• Records provided
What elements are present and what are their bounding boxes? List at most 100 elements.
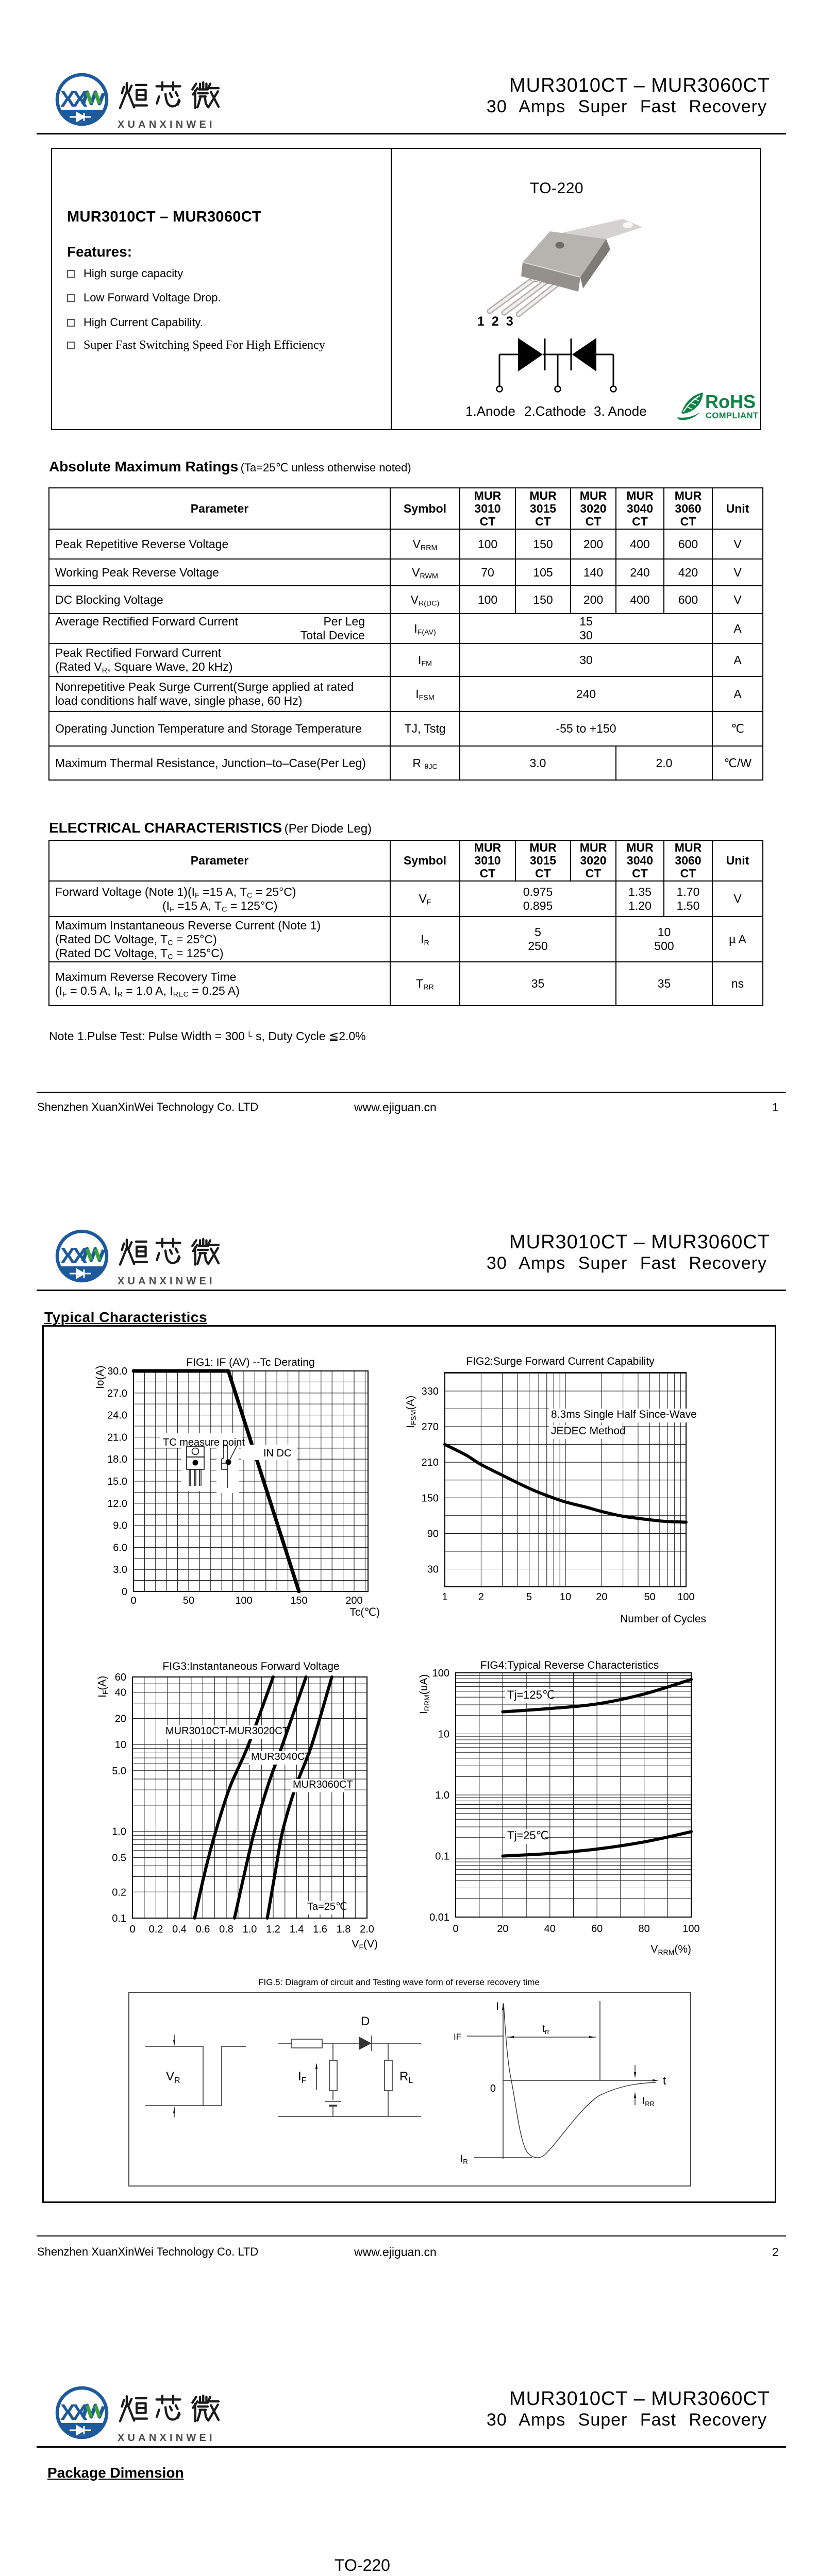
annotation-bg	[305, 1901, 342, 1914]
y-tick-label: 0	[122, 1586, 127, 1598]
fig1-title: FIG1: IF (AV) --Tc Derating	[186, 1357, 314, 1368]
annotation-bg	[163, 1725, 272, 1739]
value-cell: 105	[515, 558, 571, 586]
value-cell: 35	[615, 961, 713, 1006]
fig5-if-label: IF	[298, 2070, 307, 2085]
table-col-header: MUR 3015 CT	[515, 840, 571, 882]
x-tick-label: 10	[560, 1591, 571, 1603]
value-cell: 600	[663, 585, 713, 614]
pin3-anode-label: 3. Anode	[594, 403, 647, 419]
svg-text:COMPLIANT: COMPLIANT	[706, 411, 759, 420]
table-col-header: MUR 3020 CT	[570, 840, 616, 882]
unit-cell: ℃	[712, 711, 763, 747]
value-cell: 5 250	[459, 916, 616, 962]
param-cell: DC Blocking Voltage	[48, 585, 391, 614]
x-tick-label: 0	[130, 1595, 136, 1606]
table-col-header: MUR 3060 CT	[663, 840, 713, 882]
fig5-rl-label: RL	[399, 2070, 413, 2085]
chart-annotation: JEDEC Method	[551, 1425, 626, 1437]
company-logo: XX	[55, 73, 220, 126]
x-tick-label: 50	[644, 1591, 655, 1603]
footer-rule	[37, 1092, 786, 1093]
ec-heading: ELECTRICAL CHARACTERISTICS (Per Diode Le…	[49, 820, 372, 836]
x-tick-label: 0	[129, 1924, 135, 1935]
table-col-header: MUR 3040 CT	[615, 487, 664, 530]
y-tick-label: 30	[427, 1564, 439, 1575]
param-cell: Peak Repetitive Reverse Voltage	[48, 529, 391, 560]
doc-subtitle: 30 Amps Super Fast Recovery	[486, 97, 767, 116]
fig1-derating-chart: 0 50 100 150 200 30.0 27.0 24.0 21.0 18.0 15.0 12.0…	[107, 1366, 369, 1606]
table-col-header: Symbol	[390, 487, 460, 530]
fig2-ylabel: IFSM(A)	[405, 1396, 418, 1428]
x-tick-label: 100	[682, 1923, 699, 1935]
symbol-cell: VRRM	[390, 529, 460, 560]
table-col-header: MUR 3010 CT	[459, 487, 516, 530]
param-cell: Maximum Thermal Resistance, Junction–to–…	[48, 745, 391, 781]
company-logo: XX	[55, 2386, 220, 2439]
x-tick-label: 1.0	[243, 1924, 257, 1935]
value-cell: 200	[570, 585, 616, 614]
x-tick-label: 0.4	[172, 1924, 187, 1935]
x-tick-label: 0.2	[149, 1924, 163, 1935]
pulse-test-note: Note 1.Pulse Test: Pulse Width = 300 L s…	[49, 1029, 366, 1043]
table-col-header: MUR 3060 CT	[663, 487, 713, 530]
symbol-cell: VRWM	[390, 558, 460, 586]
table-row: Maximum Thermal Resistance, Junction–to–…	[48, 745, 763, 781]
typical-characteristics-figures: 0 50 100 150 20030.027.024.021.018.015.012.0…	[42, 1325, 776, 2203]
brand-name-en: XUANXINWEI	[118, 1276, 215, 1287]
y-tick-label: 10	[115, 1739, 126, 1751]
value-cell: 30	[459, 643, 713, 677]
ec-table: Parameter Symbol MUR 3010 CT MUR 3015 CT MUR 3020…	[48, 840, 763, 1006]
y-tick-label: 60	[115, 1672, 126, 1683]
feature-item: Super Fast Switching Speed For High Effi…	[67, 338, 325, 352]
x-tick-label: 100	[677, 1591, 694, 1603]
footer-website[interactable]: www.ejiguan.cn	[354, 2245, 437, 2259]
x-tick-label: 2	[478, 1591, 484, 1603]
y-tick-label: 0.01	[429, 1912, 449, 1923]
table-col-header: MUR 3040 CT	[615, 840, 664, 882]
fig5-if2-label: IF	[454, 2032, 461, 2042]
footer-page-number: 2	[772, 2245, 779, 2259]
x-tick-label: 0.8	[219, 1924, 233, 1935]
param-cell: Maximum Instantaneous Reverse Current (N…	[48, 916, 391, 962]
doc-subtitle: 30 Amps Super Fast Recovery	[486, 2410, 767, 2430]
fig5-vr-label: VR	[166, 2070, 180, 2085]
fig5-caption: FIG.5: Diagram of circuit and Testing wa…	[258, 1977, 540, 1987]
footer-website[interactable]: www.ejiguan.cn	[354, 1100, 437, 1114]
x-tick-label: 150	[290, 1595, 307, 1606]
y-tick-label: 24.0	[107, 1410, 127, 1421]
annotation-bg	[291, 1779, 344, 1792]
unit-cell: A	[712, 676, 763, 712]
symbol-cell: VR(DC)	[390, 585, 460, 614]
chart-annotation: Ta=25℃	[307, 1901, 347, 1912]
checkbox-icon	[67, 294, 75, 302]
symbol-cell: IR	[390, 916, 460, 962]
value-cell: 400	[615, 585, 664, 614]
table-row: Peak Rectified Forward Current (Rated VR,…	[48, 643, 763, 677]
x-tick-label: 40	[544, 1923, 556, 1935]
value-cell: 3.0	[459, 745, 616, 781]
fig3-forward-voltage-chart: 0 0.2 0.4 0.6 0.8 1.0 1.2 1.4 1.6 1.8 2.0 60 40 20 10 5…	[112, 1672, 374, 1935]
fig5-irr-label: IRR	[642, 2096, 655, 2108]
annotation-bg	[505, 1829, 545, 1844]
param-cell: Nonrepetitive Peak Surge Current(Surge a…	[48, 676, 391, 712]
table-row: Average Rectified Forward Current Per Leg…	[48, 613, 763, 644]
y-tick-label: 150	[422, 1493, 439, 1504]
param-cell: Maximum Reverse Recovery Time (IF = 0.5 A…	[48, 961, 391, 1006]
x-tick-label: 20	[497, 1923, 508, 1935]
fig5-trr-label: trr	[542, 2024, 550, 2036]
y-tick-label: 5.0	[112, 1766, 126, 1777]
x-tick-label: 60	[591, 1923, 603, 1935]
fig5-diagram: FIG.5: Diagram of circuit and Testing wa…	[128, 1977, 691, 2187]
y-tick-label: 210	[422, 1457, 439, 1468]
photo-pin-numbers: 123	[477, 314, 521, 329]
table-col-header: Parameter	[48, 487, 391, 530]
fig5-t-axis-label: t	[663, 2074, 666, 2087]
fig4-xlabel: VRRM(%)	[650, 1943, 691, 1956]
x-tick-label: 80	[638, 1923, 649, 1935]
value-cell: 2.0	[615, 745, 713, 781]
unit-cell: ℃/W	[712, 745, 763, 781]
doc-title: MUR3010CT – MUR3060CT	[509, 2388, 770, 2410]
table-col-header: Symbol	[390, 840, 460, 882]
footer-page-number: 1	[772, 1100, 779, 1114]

• Goal
Return the lines of the listing starting at the line that contains "1901, 342, 1914]" and ending at the line that contains "558, 460, 586]", both included, copied exactly.

• Solved problem
annotation-bg	[305, 1901, 342, 1914]
y-tick-label: 0	[122, 1586, 127, 1598]
fig1-title: FIG1: IF (AV) --Tc Derating	[186, 1357, 314, 1368]
annotation-bg	[163, 1725, 272, 1739]
value-cell: 105	[515, 558, 571, 586]
value-cell: 35	[615, 961, 713, 1006]
fig5-if-label: IF	[298, 2070, 307, 2085]
table-col-header: MUR 3015 CT	[515, 840, 571, 882]
x-tick-label: 10	[560, 1591, 571, 1603]
value-cell: 600	[663, 585, 713, 614]
pin3-anode-label: 3. Anode	[594, 403, 647, 419]
svg-text:COMPLIANT: COMPLIANT	[706, 411, 759, 420]
table-col-header: MUR 3020 CT	[570, 840, 616, 882]
unit-cell: ℃	[712, 711, 763, 747]
value-cell: 5 250	[459, 916, 616, 962]
param-cell: DC Blocking Voltage	[48, 585, 391, 614]
x-tick-label: 0	[130, 1595, 136, 1606]
table-col-header: MUR 3060 CT	[663, 840, 713, 882]
fig5-rl-label: RL	[399, 2070, 413, 2085]
chart-annotation: JEDEC Method	[551, 1425, 626, 1437]
company-logo: XX	[55, 73, 220, 126]
x-tick-label: 50	[644, 1591, 655, 1603]
footer-rule	[37, 1092, 786, 1093]
ec-heading: ELECTRICAL CHARACTERISTICS (Per Diode Le…	[49, 820, 372, 836]
x-tick-label: 0	[129, 1924, 135, 1935]
table-col-header: MUR 3040 CT	[615, 487, 664, 530]
y-tick-label: 30	[427, 1564, 439, 1575]
param-cell: Peak Repetitive Reverse Voltage	[48, 529, 391, 560]
doc-subtitle: 30 Amps Super Fast Recovery	[486, 97, 767, 116]
fig1-derating-chart: 0 50 100 150 200 30.0 27.0 24.0 21.0 18.0 15.0 12.0…	[107, 1366, 369, 1606]
table-col-header: Symbol	[390, 487, 460, 530]
fig2-ylabel: IFSM(A)	[405, 1396, 418, 1428]
x-tick-label: 100	[682, 1923, 699, 1935]
symbol-cell: VRRM	[390, 529, 460, 560]
table-col-header: MUR 3010 CT	[459, 487, 516, 530]
param-cell: Maximum Thermal Resistance, Junction–to–…	[48, 745, 391, 781]
company-logo: XX	[55, 2386, 220, 2439]
x-tick-label: 1.0	[243, 1924, 257, 1935]
value-cell: 200	[570, 585, 616, 614]
x-tick-label: 0.4	[172, 1924, 187, 1935]
x-tick-label: 0.2	[149, 1924, 163, 1935]
pulse-test-note: Note 1.Pulse Test: Pulse Width = 300 L s…	[49, 1029, 366, 1043]
table-col-header: MUR 3060 CT	[663, 487, 713, 530]
symbol-cell: VRWM	[390, 558, 460, 586]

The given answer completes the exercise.